Records to use.
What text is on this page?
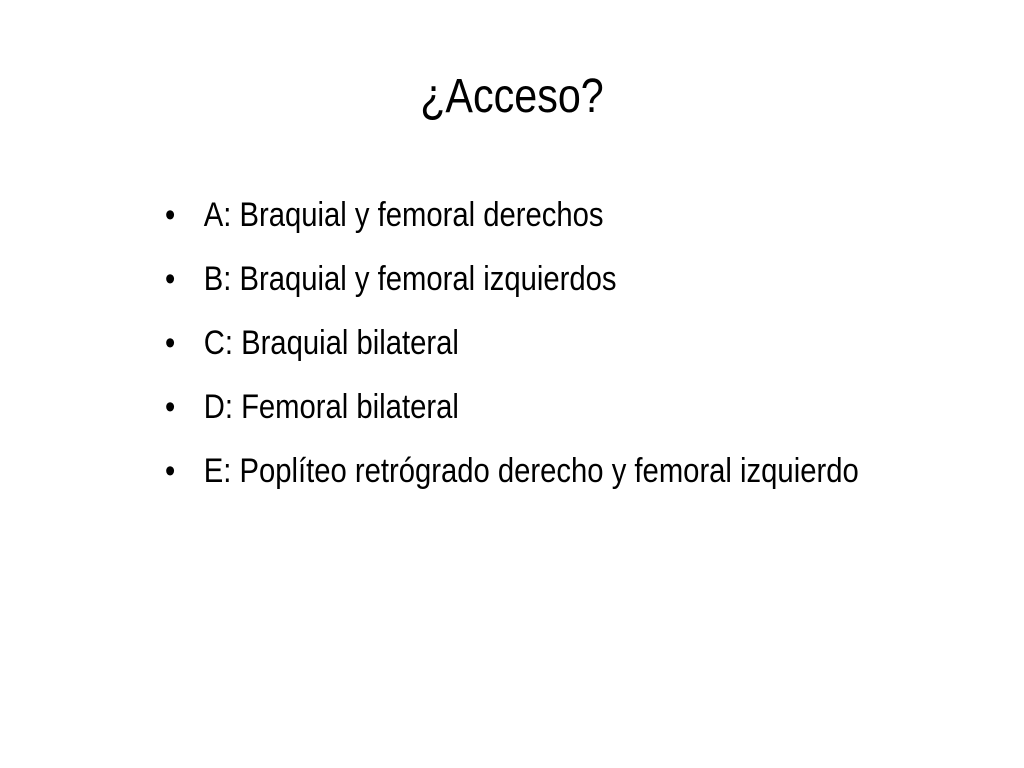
¿Acceso?
• A: Braquial y femoral derechos
• B: Braquial y femoral izquierdos
• C: Braquial bilateral
• D: Femoral bilateral
• E: Poplíteo retrógrado derecho y femoral izquierdo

What to do. Reproduce every entry word for word, but skip any pictures.

Solution to this task.
What text is on this page?
¿Acceso?
• A: Braquial y femoral derechos
• B: Braquial y femoral izquierdos
• C: Braquial bilateral
• D: Femoral bilateral
• E: Poplíteo retrógrado derecho y femoral izquierdo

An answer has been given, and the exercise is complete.